Raw records
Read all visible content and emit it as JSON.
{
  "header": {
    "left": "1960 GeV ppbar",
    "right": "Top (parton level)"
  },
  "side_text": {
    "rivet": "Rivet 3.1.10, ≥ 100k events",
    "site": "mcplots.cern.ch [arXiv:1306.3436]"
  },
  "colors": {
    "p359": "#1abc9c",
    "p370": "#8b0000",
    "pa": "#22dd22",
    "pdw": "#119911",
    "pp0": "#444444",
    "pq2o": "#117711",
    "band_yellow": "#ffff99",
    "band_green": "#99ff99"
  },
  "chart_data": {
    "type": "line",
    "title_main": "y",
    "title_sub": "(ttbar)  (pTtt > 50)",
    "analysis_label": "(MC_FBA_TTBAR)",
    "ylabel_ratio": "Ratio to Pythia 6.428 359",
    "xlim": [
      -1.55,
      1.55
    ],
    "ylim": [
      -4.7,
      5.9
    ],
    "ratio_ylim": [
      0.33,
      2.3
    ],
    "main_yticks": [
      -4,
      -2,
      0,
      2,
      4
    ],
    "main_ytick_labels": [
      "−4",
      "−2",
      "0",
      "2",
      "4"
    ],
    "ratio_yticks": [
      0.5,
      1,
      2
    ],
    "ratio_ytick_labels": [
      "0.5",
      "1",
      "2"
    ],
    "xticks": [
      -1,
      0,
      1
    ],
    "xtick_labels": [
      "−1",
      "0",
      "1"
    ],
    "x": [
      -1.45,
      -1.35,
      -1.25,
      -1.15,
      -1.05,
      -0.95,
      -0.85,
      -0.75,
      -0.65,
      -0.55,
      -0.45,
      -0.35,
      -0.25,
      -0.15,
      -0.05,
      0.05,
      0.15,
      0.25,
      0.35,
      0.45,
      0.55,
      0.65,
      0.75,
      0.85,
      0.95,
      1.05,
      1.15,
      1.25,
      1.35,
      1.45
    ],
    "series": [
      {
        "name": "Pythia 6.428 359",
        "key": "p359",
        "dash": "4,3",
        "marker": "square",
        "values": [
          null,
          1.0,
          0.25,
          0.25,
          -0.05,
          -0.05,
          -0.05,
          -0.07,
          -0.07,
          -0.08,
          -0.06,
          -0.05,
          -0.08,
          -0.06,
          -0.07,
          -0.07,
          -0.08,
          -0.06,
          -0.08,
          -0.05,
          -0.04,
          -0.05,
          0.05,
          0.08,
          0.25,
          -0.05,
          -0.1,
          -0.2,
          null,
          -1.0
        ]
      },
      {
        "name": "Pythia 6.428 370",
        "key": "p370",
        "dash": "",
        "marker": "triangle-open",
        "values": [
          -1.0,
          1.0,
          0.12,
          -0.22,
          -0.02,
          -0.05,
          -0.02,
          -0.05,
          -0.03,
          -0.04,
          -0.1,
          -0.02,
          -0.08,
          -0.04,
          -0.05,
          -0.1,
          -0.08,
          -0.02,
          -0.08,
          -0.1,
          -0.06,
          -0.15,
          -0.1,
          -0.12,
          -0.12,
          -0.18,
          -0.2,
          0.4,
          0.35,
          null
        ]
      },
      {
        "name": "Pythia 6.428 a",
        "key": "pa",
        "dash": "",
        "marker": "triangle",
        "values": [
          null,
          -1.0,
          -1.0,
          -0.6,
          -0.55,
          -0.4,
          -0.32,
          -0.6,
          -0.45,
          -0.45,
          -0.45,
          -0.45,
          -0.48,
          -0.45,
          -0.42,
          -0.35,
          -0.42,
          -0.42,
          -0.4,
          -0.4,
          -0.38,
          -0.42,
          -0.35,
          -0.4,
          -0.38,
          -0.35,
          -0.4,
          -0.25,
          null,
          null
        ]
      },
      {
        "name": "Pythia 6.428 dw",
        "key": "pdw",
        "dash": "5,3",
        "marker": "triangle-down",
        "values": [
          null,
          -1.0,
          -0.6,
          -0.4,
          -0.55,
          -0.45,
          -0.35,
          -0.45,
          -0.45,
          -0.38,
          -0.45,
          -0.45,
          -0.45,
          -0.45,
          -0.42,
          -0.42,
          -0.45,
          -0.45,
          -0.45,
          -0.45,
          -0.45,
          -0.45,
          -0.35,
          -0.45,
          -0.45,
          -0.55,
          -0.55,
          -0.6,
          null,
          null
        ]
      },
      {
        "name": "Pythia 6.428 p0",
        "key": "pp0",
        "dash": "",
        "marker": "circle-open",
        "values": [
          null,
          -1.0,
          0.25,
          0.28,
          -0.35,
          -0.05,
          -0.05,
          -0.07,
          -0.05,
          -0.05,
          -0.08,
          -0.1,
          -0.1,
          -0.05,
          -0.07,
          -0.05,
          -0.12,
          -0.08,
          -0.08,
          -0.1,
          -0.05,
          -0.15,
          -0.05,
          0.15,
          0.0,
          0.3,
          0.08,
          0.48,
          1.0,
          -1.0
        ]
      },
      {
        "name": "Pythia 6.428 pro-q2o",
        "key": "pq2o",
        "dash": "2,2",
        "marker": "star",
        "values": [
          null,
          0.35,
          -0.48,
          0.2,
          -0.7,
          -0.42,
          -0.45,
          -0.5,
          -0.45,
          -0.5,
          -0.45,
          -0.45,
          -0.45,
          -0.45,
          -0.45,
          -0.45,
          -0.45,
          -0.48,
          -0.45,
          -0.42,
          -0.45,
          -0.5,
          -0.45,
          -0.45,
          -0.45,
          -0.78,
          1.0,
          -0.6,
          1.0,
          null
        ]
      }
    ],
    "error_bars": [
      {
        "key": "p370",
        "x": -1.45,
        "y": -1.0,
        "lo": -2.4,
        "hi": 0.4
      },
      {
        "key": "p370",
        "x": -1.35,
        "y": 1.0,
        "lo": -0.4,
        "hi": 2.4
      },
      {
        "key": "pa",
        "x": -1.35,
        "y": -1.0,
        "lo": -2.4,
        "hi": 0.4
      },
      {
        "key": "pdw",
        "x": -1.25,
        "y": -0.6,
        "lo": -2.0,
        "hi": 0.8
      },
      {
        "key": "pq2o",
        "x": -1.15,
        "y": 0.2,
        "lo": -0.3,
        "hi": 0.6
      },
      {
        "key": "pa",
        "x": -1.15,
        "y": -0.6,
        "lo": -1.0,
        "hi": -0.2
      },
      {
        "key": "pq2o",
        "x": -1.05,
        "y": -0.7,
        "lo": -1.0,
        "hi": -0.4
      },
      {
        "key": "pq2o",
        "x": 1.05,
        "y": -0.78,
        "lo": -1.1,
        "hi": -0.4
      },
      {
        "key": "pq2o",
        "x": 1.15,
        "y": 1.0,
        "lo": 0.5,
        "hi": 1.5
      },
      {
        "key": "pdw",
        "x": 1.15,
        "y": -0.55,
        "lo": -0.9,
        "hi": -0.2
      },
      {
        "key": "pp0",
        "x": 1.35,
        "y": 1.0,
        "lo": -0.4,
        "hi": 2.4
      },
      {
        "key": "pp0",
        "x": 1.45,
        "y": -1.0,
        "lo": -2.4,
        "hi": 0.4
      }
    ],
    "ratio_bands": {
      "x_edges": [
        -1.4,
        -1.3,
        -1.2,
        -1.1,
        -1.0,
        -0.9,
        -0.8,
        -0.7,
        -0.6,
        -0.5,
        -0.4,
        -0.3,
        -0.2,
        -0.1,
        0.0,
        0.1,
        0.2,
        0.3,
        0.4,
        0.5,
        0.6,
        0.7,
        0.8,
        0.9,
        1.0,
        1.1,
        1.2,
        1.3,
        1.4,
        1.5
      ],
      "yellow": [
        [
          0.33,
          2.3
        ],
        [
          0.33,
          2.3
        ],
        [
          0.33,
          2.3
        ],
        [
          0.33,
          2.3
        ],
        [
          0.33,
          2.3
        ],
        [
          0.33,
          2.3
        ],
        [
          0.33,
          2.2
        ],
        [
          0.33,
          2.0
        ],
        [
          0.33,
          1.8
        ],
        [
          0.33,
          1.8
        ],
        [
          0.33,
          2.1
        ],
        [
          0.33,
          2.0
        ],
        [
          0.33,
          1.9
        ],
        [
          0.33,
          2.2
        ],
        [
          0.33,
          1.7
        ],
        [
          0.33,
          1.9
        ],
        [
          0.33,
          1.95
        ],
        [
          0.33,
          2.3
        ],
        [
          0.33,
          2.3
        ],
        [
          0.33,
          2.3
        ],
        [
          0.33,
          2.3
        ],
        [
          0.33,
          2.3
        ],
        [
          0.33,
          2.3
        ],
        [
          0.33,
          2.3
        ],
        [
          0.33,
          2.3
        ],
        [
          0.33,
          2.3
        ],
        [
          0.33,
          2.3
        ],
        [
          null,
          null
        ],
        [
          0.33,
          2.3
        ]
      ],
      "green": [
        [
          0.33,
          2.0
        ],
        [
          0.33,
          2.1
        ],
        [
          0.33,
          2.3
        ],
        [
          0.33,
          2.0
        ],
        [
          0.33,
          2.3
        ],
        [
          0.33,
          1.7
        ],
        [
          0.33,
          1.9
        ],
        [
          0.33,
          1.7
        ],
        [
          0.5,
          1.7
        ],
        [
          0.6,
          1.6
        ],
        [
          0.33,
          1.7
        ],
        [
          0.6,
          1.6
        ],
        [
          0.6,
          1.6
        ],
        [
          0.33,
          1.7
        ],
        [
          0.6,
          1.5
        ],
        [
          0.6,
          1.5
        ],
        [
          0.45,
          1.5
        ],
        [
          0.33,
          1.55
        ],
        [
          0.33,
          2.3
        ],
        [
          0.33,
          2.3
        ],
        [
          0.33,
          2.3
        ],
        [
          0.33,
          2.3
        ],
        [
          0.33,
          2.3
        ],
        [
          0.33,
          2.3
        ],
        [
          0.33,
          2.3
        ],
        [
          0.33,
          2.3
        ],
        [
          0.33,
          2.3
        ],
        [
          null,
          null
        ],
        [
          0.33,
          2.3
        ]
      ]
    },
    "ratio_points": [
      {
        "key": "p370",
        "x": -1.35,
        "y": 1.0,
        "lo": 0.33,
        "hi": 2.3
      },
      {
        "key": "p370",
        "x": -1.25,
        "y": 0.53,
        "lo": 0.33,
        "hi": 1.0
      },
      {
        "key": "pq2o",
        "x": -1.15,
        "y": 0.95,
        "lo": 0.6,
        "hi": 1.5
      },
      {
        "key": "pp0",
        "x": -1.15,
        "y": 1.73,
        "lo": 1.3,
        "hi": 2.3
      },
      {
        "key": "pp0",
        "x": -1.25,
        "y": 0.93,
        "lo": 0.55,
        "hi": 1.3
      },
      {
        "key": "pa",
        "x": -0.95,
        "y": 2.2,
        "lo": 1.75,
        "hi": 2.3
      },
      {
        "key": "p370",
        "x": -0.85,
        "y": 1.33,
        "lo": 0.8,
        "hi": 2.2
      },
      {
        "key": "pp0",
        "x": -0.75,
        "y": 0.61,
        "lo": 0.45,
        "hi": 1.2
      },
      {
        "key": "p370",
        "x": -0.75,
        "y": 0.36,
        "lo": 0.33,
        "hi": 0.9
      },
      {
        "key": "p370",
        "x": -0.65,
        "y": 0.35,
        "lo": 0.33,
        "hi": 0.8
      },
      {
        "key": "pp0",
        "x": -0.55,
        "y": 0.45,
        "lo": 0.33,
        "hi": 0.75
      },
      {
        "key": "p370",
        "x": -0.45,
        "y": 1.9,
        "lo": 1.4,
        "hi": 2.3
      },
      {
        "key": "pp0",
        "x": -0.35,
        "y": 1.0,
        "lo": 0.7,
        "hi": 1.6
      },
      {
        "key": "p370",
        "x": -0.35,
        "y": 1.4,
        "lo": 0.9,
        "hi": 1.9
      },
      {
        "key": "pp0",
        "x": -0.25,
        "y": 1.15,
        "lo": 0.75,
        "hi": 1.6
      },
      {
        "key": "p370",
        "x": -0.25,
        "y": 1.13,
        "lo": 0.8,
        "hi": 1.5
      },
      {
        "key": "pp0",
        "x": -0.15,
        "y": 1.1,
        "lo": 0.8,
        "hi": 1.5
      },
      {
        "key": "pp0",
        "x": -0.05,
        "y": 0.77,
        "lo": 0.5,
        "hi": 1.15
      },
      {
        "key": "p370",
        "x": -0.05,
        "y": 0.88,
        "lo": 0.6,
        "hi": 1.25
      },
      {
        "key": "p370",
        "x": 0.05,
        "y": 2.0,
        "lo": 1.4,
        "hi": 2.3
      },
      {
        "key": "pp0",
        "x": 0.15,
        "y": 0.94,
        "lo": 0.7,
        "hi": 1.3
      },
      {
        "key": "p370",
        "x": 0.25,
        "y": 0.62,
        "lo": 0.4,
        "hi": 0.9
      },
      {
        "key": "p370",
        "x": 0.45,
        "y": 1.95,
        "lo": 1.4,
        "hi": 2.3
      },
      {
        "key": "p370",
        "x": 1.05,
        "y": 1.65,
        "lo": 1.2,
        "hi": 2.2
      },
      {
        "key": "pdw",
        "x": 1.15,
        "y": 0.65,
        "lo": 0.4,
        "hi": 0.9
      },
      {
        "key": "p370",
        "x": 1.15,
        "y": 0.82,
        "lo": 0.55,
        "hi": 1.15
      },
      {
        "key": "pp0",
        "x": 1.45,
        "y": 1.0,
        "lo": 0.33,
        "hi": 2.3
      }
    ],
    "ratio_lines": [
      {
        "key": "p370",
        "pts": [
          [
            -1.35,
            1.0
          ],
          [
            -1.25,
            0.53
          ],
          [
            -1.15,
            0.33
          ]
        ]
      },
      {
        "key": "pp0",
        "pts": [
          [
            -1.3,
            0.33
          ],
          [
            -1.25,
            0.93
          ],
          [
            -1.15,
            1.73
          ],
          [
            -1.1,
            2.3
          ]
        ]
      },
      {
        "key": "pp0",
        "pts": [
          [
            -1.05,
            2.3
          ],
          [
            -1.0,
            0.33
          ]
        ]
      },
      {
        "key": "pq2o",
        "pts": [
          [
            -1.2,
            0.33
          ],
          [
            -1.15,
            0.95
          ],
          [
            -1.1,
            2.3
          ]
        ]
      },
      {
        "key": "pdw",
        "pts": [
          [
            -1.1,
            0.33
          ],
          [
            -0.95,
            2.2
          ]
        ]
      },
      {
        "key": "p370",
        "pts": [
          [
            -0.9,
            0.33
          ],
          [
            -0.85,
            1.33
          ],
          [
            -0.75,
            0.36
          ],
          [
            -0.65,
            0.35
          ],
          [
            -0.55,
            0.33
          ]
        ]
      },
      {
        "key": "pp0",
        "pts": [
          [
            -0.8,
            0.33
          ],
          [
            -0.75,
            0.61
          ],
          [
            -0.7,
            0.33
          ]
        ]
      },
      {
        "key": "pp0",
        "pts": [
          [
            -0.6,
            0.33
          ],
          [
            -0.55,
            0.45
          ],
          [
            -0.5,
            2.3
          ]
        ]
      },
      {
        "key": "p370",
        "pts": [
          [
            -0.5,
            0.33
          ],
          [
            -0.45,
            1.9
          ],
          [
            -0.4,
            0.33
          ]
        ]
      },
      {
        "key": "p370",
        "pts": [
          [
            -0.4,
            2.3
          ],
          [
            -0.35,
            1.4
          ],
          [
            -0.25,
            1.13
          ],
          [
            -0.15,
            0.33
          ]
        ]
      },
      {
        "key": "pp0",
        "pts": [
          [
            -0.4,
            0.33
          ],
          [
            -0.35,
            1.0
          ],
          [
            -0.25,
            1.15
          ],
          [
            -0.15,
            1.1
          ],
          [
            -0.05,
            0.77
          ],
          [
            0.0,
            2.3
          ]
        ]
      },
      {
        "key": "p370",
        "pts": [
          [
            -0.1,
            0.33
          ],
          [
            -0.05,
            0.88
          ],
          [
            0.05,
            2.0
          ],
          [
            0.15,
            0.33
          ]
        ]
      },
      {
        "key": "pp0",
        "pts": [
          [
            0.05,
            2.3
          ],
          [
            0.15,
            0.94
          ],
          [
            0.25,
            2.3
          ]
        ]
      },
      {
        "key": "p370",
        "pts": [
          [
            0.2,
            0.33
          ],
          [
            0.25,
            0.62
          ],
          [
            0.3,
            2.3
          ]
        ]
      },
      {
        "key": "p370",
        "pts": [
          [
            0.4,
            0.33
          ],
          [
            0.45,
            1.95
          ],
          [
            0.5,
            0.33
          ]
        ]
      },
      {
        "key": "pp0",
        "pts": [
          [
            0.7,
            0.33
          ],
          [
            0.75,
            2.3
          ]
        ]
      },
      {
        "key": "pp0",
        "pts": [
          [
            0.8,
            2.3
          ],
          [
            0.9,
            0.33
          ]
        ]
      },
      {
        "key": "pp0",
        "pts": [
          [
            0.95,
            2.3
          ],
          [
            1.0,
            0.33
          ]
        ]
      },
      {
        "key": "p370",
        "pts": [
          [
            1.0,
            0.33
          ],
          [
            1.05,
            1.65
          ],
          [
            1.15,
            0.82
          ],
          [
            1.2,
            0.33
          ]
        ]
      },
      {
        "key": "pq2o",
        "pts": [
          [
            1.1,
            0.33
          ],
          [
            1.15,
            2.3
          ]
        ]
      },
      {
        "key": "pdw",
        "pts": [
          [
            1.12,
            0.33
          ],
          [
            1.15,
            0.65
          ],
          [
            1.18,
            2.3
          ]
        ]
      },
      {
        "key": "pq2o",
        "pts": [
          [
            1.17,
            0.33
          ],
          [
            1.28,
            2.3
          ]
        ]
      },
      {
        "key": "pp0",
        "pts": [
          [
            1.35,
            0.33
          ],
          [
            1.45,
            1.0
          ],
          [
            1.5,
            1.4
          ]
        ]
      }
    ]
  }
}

What is required
Copy out each line that contains the word "Pythia".

Final answer
    "ylabel_ratio": "Ratio to Pythia 6.428 359",
        "name": "Pythia 6.428 359",
        "name": "Pythia 6.428 370",
        "name": "Pythia 6.428 a",
        "name": "Pythia 6.428 dw",
        "name": "Pythia 6.428 p0",
        "name": "Pythia 6.428 pro-q2o",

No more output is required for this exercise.